Activity list ▸
[a] According to the article on financial services marketing, how many financial services commercials competed for viewers' attention during a single hour of programming on one network station?
[b] Carry on the article on financial services marketing, starting right after its last sentence about the survey of 500 potential customers.

═════ Document segment ═════

Viewpoints: For Customers, Feelings Count More than Reason in Picking a Provider

One evening not long ago 11 financial services commercials vied for viewers’ attention during a single hour of programming on a single network station.

That kind of pileup reflects a staggering proliferation of traditional and online financial services brands apparently aspiring to serve the needs of every possible consumer in every imaginable demographic. There are so many of you out there appealing to such a comprehensive cross-segment of potential customers that it’s harder and harder to get your message heard, let alone distinguish yourself from your competitors.

Conventional wisdom in financial services marketing holds that your customers and potential customers make their choices on the basis of rational product messages. Supposedly, factors like lower fees, accessible financial advisers, convenient office locations, and easy access to cash help determine which providers they will choose.

Most of you have tailored your marketing messages to this truism. The majority of financial services providers speak in terms of functional benefits — facts, figures, and quantifiable, tangible advantages — in their attempts to forge a consumer connection.

But this conventional wisdom couldn’t be more wrong.

At Grey Worldwide, we have investigated why your customers make the financial services choices they make. And our research reveals something surprising: The financial services brands that survive will be the ones that go beyond the facts; they appeal to customers’ feelings.

Our research began with a hunch: If feelings play such a big role in marketing packaged and other goods and services, where there is a great deal of product parity for competing brands, why wouldn’t it work in marketing financial services brands as well? After all, is there anything more charged than the feelings we have about our own money? Wouldn’t it make sense to try to connect with customers on an emotional as well as a purely rational level?

Our first step in attempting to answer these questions was an audit of the heavily advertised, highly competitive credit card market.

We discovered that the heaviest hitters — American Express, MasterCard, and Visa — all go beyond simple rational appeals to build an emotional connection. American Express is about the privilege of belonging and affinity (“Cardmember since …”); MasterCard’s “Priceless” campaign communicates that this card is much more than a piece of plastic that enables transactions; and Visa opens doors and makes you feel welcome (“Everywhere you want to be”).

We had a starting point: These companies, the most successful in the category, all understand the value of forging an emotional bond between their brands and their customers.

Our next step was a survey of 500 of your best potential customers. We chose people who invested in stocks, bonds, and/or mutual funds with a brokerage firm and consider themselves “actively involved” in their own financial planning and investment decisions.

═════ Information provided ═════

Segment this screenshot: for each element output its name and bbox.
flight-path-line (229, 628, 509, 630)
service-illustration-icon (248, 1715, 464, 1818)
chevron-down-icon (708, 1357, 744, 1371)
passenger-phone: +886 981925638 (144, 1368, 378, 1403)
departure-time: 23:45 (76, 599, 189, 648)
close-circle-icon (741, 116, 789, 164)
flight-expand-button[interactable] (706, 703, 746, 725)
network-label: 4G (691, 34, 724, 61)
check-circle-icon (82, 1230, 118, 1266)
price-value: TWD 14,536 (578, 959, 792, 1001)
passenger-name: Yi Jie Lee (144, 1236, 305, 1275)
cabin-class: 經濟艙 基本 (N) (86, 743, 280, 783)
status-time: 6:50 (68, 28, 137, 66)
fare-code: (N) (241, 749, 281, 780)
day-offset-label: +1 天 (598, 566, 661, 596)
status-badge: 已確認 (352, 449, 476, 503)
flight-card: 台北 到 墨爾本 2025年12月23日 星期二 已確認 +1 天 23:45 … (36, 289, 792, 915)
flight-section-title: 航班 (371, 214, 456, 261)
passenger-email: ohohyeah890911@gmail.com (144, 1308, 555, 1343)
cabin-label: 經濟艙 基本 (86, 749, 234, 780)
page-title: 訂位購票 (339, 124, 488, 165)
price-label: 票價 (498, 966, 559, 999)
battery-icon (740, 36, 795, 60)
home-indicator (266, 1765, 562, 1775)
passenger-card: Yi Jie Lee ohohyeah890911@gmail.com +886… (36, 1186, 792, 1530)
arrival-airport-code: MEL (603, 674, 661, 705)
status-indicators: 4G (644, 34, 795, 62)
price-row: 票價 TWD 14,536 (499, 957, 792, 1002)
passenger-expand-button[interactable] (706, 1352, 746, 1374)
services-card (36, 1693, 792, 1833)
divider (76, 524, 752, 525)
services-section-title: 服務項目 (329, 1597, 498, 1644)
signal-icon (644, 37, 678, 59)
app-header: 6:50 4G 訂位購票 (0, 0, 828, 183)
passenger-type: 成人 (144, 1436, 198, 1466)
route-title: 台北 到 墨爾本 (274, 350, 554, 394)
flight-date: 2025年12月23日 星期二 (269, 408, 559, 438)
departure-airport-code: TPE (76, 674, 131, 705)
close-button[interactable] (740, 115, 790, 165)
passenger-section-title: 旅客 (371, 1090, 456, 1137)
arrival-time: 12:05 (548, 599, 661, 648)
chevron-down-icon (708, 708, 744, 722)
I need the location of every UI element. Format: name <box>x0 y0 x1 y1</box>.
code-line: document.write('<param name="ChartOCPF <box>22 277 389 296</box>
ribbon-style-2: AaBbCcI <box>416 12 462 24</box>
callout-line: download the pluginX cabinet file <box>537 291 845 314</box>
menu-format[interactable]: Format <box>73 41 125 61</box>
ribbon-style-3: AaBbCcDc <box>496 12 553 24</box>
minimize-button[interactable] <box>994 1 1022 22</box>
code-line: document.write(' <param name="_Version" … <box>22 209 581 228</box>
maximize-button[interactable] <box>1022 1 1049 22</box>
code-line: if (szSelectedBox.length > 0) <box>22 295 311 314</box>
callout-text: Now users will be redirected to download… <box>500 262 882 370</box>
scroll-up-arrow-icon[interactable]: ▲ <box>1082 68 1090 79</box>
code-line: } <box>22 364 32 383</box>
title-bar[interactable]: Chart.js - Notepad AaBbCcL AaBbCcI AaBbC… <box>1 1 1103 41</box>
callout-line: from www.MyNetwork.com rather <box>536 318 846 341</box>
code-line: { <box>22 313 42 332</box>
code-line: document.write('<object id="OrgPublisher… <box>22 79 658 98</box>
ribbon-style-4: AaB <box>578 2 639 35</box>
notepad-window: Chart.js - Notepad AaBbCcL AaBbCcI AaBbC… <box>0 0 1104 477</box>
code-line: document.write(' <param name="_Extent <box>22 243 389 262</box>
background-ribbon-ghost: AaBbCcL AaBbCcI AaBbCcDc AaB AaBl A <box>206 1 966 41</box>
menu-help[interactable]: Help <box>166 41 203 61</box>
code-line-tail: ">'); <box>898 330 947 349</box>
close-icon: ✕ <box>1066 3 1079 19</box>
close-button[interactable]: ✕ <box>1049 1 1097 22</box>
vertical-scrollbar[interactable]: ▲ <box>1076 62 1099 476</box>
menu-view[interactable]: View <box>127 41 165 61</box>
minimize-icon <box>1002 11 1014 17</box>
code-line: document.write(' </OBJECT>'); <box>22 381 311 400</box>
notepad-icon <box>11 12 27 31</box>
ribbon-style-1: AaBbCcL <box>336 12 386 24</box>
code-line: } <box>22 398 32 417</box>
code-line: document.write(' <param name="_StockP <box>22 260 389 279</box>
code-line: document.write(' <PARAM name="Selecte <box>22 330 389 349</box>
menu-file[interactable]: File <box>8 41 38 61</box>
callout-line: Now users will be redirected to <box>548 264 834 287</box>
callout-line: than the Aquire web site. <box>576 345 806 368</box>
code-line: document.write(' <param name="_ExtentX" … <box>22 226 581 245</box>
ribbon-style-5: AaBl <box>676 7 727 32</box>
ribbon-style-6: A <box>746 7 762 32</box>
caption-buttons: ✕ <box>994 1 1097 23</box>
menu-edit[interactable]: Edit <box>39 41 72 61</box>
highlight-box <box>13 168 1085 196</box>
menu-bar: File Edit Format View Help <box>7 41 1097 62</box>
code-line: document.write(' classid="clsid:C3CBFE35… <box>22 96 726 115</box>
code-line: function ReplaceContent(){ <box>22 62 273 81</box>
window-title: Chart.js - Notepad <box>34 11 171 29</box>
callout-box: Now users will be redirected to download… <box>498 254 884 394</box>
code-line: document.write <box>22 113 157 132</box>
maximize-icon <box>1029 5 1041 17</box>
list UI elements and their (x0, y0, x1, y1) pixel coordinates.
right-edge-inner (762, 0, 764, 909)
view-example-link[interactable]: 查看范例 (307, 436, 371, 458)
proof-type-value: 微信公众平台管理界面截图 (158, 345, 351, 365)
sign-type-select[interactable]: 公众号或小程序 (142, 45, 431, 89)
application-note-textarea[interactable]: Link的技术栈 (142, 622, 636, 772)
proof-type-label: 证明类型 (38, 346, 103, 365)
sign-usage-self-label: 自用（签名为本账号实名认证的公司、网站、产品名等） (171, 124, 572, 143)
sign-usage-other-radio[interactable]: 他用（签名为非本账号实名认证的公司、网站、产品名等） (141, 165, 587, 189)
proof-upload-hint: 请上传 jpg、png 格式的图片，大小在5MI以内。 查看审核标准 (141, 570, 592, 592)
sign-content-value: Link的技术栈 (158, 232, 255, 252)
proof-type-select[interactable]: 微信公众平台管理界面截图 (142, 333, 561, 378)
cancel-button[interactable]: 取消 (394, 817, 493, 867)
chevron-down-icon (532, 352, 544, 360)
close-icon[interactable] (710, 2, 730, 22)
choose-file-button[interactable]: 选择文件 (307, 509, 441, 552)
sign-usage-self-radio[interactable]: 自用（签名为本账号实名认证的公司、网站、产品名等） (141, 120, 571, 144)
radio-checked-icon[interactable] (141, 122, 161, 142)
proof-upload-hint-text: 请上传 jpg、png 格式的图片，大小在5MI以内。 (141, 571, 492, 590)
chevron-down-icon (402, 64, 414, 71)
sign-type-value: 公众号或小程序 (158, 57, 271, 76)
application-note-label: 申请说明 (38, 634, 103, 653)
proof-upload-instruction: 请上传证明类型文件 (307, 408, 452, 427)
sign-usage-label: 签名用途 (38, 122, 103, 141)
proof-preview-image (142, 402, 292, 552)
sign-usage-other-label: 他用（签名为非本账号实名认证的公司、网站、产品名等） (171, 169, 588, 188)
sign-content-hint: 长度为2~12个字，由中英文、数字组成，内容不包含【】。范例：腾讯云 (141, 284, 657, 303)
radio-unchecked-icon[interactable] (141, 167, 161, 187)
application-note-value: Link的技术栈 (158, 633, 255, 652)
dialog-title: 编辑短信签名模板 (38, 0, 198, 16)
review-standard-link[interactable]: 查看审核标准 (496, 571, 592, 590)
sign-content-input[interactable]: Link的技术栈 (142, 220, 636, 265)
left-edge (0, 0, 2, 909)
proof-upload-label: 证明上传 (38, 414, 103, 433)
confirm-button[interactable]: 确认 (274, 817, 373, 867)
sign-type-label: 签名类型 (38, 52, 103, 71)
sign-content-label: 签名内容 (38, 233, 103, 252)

═════

Answers ▸
[a] Eleven financial services commercials.

[b]
We split the sample in half. The first group was asked to rate brands purely by functional attributes. The second group ranked them by six emotional factors:

• Familiarity — the degree to which we feel we know the brand, understand the brand, wish to get to know it.

• Relevance — the degree to which we feel the brand is immediately meaningful, a good fit.

• Accessibility — the degree to which we feel the brand is approachable, obtainable.

• Affinity — the degree to which we feel the brand is similar to us.

• Identification — the degree to which we feel the brand understands, shares, sympathizes with our thoughts and feelings.

• Desirability — the degree to which we feel the brand is worth wanting and having.

We also generated an index that would allow us to measure how much people felt the brand personality had in common with their own personality. We then asked those respondents to tell us which was the best brand for them.

Our data suggest a remarkable correlation. In the financial services category, a person’s degree of emotional connection to a brand is a much more reliable predictor of brand preference than his or her assessment of the brand’s functional attributes.

And just as significantly, we discovered that investors do not differentiate among dozens of financial services brands on the basis of functional attributes. They do, however, see differences among brands when it comes to the emotional factors we polled on.

The bottom line: When it comes to driving brand preference in the world of financial services, functional attributes simply do not mean anything by themselves. Emotional factors have the power to drive a customer to a specific brand.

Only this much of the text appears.